Exercise description
Take the entries below and print all of them exactly, please.

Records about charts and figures
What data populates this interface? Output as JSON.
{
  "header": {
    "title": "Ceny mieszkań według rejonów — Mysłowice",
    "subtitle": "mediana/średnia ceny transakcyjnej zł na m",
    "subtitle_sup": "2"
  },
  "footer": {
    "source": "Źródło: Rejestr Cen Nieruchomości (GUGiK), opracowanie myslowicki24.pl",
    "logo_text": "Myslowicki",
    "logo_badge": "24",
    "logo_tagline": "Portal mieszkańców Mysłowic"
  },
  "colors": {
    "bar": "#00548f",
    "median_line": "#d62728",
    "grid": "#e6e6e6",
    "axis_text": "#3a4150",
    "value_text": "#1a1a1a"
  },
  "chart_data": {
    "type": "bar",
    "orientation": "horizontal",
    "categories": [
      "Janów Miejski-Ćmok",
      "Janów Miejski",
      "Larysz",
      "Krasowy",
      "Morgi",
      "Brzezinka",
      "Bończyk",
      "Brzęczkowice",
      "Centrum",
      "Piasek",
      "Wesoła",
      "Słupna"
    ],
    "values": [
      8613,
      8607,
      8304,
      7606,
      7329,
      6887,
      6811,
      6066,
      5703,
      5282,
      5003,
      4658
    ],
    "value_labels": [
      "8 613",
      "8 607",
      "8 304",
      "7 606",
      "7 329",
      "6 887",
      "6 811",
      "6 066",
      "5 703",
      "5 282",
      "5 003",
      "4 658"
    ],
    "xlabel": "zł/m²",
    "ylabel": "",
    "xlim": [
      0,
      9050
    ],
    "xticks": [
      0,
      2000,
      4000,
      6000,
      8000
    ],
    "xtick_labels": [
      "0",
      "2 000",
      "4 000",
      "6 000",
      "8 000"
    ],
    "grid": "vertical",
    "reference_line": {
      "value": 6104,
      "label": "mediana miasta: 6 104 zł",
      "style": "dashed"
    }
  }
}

Final result
What data populates this interface? Output as JSON.
{
  "header": {
    "title": "Ceny mieszkań według rejonów — Mysłowice",
    "subtitle": "mediana/średnia ceny transakcyjnej zł na m",
    "subtitle_sup": "2"
  },
  "footer": {
    "source": "Źródło: Rejestr Cen Nieruchomości (GUGiK), opracowanie myslowicki24.pl",
    "logo_text": "Myslowicki",
    "logo_badge": "24",
    "logo_tagline": "Portal mieszkańców Mysłowic"
  },
  "colors": {
    "bar": "#00548f",
    "median_line": "#d62728",
    "grid": "#e6e6e6",
    "axis_text": "#3a4150",
    "value_text": "#1a1a1a"
  },
  "chart_data": {
    "type": "bar",
    "orientation": "horizontal",
    "categories": [
      "Janów Miejski-Ćmok",
      "Janów Miejski",
      "Larysz",
      "Krasowy",
      "Morgi",
      "Brzezinka",
      "Bończyk",
      "Brzęczkowice",
      "Centrum",
      "Piasek",
      "Wesoła",
      "Słupna"
    ],
    "values": [
      8613,
      8607,
      8304,
      7606,
      7329,
      6887,
      6811,
      6066,
      5703,
      5282,
      5003,
      4658
    ],
    "value_labels": [
      "8 613",
      "8 607",
      "8 304",
      "7 606",
      "7 329",
      "6 887",
      "6 811",
      "6 066",
      "5 703",
      "5 282",
      "5 003",
      "4 658"
    ],
    "xlabel": "zł/m²",
    "ylabel": "",
    "xlim": [
      0,
      9050
    ],
    "xticks": [
      0,
      2000,
      4000,
      6000,
      8000
    ],
    "xtick_labels": [
      "0",
      "2 000",
      "4 000",
      "6 000",
      "8 000"
    ],
    "grid": "vertical",
    "reference_line": {
      "value": 6104,
      "label": "mediana miasta: 6 104 zł",
      "style": "dashed"
    }
  }
}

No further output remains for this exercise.